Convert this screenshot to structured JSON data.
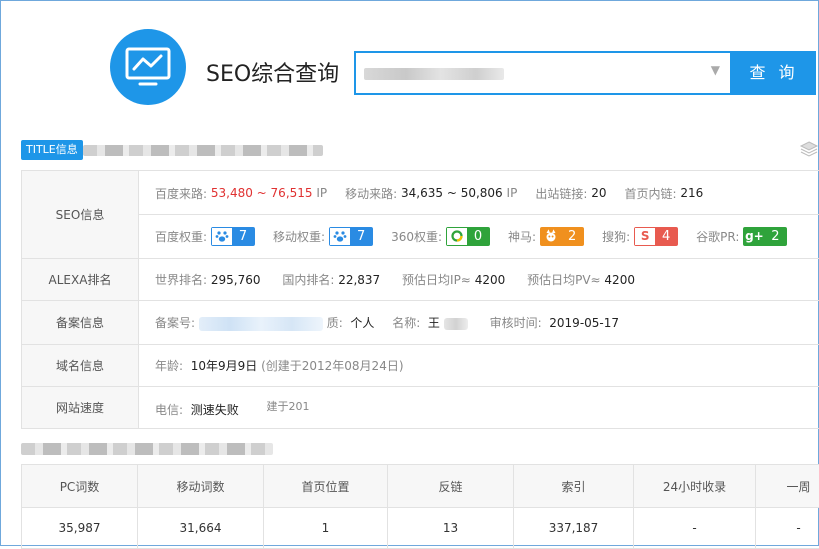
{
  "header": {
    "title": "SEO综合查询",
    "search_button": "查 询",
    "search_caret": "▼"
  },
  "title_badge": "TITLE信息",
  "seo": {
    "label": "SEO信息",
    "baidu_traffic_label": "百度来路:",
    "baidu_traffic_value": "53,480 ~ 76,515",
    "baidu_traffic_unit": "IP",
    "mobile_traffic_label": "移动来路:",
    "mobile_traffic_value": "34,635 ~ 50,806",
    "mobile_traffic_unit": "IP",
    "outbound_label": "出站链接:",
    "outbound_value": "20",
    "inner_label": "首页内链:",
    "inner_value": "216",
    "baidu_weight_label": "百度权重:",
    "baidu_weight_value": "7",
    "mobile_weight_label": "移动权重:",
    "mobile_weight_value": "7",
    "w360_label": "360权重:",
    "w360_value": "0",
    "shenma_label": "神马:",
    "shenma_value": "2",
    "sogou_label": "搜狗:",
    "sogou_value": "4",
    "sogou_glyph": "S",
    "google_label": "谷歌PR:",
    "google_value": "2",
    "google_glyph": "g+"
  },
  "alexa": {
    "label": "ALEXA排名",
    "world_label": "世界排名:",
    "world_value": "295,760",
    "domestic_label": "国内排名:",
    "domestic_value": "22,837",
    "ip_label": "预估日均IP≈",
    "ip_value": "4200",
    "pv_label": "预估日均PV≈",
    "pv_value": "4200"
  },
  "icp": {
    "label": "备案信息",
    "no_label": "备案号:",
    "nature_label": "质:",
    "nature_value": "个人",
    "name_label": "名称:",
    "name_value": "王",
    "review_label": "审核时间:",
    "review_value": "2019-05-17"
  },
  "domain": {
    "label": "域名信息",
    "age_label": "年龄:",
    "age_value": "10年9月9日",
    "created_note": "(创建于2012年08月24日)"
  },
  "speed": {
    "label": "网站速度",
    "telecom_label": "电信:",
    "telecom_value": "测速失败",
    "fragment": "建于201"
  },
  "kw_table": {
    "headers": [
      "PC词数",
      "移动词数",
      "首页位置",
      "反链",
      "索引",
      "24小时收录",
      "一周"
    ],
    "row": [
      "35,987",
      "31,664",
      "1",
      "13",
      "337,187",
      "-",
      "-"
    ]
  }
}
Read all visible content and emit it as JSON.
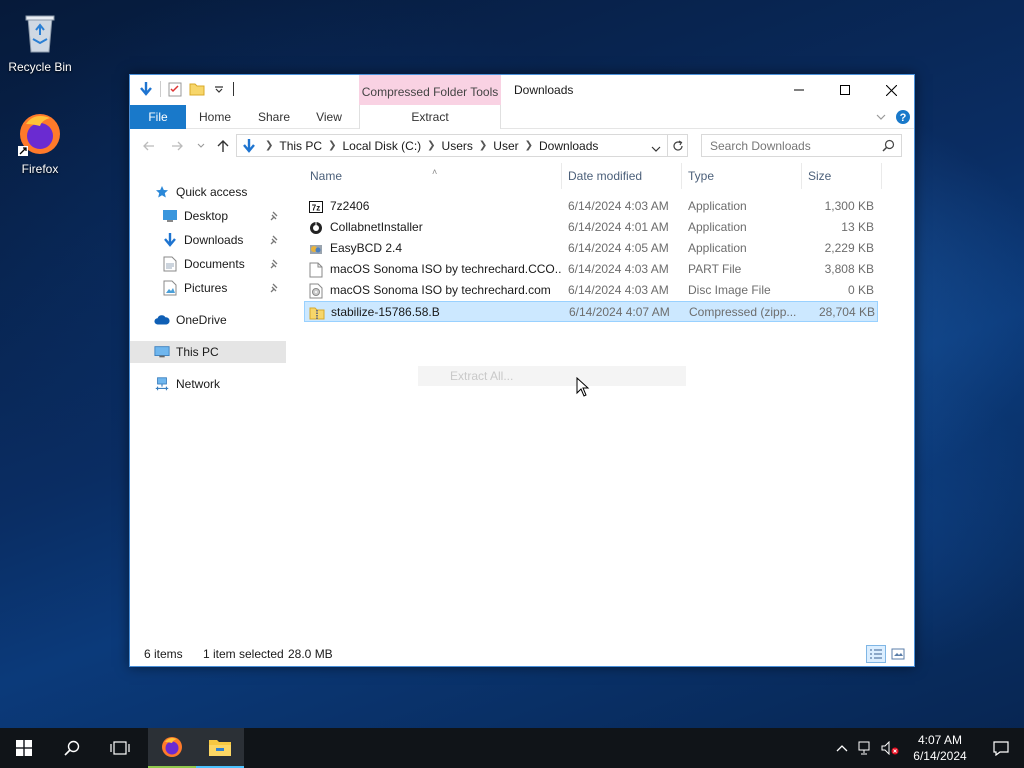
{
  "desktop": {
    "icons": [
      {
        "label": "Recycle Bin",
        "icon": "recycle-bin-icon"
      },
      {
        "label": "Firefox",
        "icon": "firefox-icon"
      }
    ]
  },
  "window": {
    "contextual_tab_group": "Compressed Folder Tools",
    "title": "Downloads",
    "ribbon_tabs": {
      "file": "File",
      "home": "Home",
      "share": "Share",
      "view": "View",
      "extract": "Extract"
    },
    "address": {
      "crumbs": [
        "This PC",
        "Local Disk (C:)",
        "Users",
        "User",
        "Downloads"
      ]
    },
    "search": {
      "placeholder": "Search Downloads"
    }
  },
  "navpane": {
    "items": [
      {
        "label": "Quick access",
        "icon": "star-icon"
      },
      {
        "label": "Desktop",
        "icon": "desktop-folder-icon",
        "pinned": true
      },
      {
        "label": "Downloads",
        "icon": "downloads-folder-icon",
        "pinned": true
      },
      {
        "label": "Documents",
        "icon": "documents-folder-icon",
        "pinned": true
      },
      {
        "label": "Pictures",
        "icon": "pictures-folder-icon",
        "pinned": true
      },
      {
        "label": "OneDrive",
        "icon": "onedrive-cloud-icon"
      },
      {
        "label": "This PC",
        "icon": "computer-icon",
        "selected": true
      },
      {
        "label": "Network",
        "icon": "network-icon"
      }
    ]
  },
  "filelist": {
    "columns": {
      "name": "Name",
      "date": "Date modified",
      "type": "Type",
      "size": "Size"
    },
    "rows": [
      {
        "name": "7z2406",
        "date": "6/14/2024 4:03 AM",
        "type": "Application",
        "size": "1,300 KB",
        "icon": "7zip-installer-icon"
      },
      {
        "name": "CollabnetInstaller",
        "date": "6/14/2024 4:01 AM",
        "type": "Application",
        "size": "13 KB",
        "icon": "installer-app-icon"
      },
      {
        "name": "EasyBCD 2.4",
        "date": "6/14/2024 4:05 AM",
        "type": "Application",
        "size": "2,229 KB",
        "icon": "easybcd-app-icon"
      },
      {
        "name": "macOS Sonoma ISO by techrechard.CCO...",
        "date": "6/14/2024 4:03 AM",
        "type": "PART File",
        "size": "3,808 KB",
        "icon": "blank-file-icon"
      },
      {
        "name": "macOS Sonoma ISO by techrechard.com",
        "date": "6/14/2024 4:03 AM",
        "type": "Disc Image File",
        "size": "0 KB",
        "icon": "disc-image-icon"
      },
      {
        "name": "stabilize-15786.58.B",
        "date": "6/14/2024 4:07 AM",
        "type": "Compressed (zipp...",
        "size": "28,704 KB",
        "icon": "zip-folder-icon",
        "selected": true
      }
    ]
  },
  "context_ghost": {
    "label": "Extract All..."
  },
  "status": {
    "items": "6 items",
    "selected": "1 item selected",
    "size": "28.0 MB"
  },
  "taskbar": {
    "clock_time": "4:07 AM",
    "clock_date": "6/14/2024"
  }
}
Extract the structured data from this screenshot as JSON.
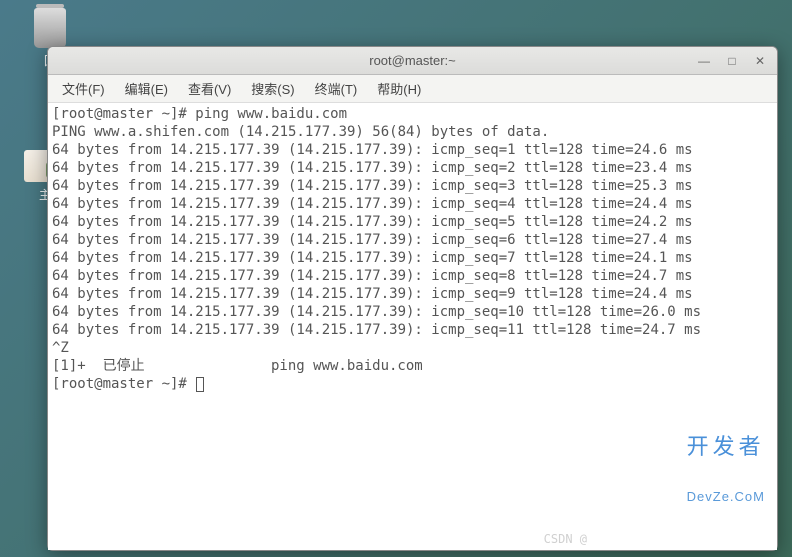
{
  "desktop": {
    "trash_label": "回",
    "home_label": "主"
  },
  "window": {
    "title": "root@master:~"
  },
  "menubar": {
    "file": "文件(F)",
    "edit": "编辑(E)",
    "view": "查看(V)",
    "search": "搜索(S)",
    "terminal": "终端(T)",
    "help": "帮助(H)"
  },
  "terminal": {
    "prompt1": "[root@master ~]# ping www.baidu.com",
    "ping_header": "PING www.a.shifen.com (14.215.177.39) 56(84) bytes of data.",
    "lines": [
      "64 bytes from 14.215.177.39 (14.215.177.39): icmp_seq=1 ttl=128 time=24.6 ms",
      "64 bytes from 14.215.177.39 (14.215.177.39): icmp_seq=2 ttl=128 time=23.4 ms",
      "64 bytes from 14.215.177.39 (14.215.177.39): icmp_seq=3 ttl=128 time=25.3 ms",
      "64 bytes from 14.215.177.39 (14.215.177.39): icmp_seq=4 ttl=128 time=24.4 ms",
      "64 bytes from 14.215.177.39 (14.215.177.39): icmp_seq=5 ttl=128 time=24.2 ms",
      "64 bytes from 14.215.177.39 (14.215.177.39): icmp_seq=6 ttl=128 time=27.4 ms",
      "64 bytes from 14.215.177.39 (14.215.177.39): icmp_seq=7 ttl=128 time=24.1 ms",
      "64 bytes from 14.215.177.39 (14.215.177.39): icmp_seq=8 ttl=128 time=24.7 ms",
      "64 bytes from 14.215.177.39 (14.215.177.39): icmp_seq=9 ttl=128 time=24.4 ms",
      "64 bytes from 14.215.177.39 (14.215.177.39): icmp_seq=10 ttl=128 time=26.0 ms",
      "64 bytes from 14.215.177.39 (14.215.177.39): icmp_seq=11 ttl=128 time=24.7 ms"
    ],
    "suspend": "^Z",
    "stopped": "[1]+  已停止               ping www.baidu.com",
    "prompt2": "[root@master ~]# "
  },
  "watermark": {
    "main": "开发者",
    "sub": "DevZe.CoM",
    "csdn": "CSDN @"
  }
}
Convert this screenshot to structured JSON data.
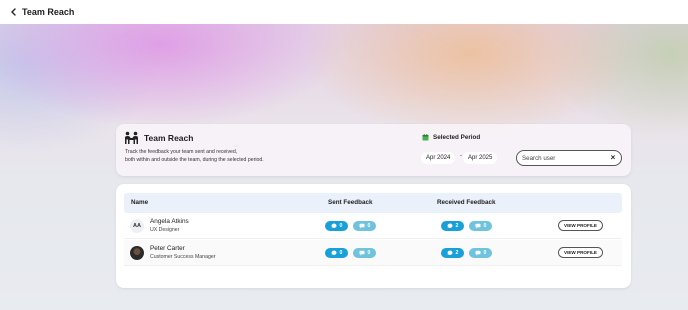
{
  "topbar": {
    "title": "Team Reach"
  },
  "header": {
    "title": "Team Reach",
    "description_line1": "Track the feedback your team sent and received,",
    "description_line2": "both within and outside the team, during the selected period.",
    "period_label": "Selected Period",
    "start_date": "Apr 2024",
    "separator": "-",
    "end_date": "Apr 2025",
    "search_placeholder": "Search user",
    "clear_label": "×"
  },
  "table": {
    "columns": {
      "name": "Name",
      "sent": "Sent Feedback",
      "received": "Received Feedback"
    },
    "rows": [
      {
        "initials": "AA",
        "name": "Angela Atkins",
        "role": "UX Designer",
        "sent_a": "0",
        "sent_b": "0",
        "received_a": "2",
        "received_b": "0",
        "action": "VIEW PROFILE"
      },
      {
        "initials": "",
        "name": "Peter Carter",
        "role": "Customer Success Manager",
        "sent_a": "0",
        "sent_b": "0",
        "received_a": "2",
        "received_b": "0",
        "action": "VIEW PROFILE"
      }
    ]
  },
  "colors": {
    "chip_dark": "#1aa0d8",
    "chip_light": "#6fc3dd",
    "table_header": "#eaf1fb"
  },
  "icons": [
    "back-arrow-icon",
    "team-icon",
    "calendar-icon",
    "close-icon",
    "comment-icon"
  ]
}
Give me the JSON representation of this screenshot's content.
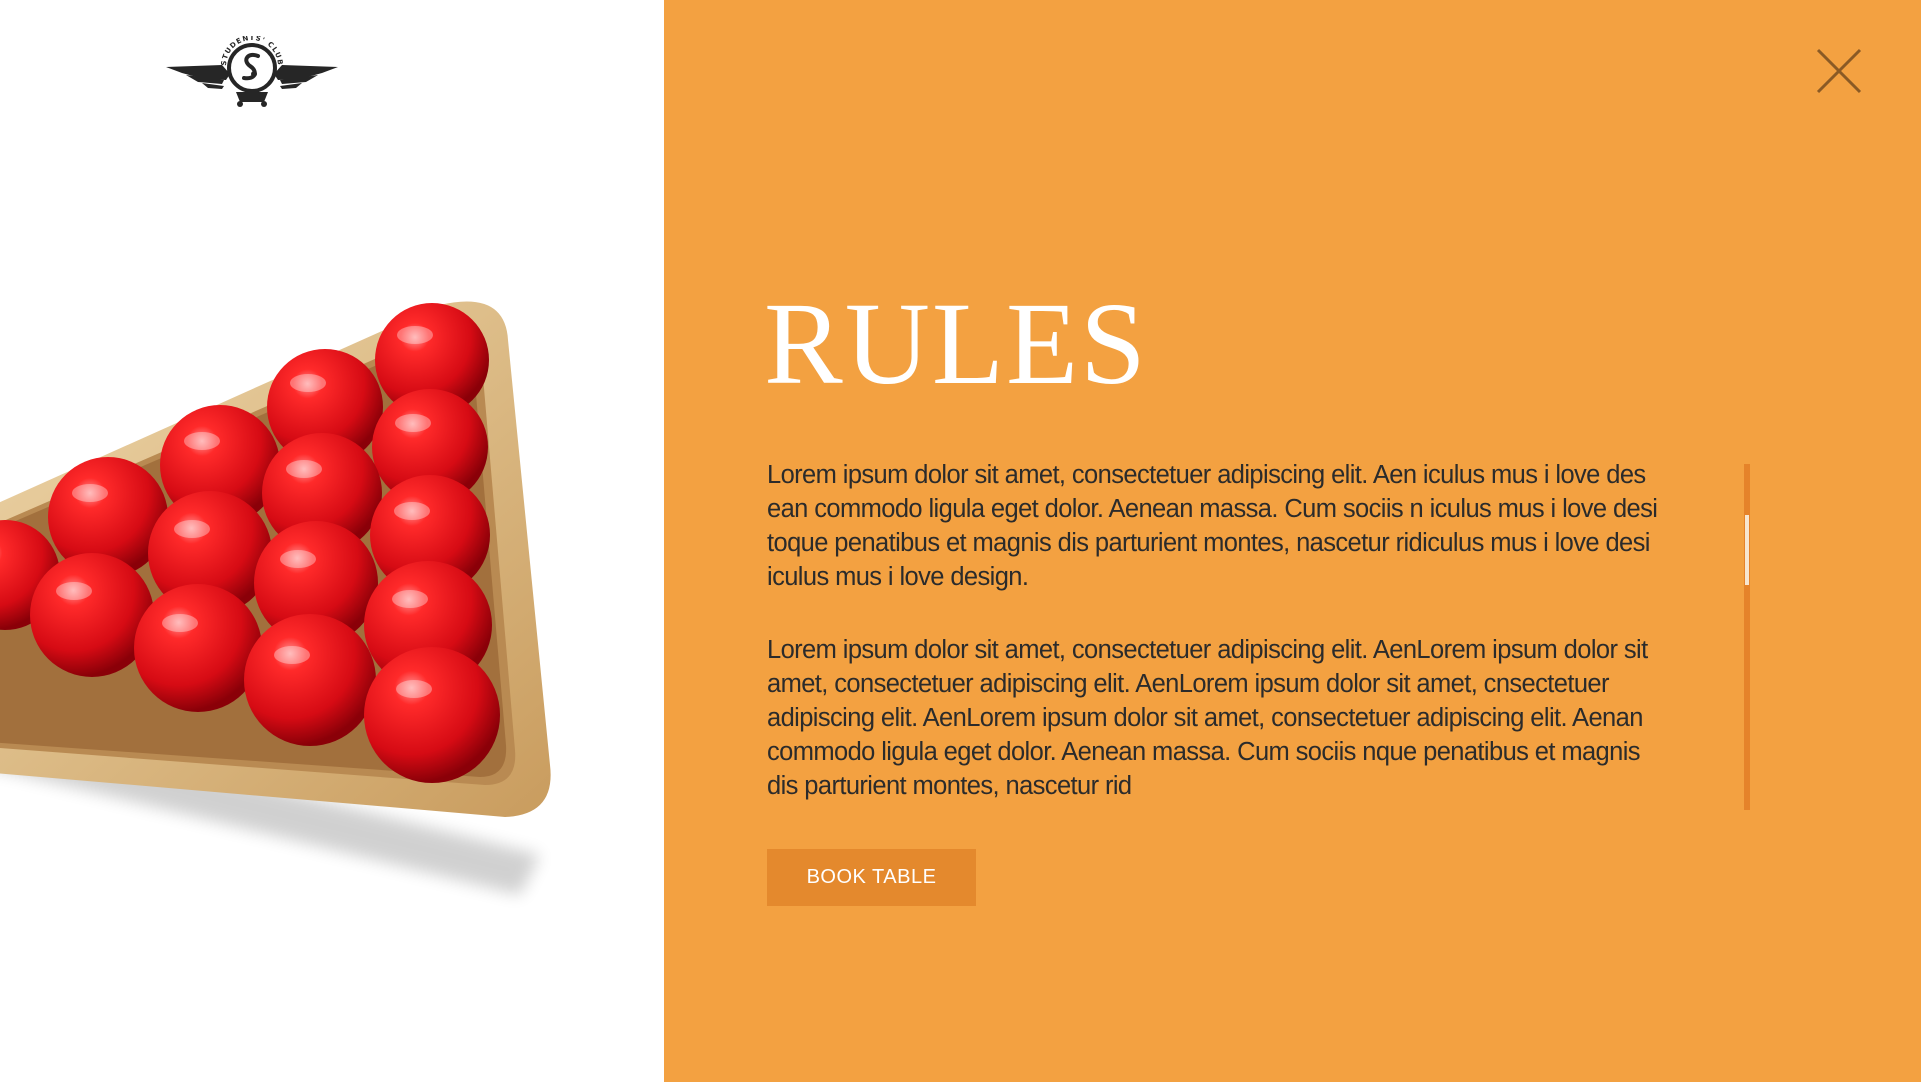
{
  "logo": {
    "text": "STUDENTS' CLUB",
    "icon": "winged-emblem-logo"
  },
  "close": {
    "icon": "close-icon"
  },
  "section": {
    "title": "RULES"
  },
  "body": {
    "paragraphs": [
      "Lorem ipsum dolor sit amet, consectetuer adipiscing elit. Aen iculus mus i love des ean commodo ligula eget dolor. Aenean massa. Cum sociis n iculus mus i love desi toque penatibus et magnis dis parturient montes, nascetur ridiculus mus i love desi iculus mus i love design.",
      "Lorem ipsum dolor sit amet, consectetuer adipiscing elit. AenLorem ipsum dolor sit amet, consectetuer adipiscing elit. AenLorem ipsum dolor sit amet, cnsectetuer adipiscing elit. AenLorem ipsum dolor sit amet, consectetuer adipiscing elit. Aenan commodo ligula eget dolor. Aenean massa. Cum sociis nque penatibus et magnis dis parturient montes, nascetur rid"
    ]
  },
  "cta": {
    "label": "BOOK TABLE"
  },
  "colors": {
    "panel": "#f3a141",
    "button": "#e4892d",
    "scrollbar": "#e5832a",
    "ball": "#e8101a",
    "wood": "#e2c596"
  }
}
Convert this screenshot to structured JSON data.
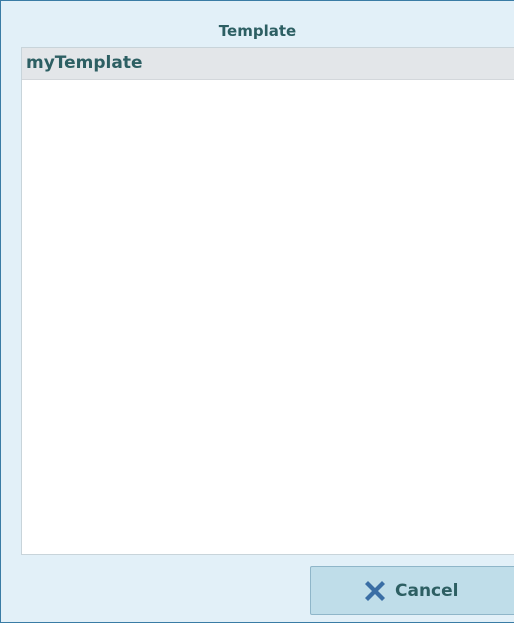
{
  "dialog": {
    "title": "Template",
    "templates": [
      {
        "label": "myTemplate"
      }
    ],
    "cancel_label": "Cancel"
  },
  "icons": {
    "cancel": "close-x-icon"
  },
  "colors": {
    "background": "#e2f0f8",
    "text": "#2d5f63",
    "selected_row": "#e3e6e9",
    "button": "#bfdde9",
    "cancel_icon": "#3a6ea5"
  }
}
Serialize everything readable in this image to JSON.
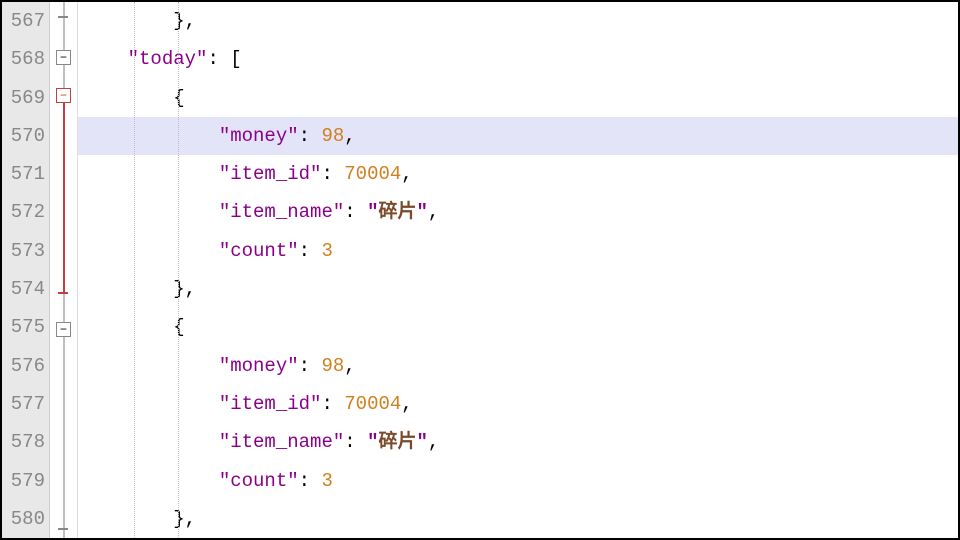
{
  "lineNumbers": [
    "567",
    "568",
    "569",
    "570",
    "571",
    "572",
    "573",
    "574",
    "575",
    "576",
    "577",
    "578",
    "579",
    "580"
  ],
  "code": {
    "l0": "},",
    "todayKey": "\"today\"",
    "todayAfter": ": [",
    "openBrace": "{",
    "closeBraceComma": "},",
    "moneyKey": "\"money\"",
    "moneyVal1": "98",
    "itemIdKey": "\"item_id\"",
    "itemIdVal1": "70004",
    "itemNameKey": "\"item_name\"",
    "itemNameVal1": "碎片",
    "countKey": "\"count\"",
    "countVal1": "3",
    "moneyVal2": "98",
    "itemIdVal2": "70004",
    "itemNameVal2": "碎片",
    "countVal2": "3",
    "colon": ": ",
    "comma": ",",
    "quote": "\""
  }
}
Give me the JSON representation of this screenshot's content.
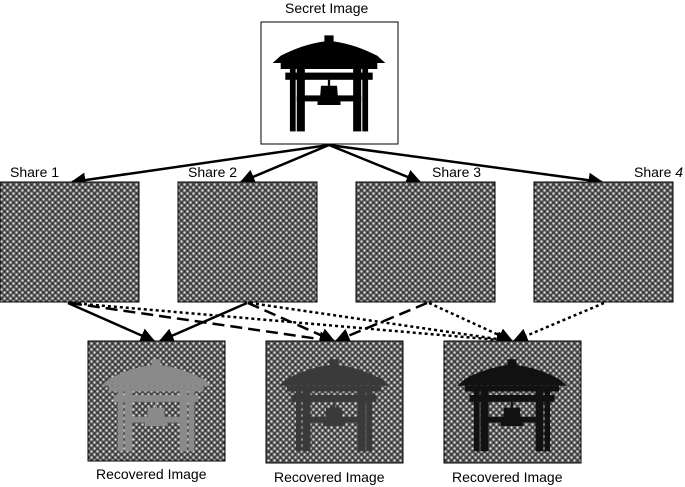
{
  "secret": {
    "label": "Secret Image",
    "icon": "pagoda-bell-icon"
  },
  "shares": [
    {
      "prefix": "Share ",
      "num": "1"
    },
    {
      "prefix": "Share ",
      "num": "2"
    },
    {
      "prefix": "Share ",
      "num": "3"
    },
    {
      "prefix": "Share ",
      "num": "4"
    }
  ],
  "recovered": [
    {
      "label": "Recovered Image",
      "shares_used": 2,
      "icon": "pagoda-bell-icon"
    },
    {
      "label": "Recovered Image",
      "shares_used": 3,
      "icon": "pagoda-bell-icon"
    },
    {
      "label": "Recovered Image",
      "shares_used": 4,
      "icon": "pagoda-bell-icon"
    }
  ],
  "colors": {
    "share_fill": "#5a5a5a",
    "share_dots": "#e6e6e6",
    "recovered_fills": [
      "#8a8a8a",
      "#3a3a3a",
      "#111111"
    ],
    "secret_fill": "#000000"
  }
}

::::

## [Exercise details]
Where a line in the material contains "type", copy that line.

## [Solution for this problem]
      "type": "Type",
        "type": "Application",
        "type": "Application",
        "type": "Application",
        "type": "PART File",
        "type": "Disc Image File",
        "type": "Compressed (zipp...",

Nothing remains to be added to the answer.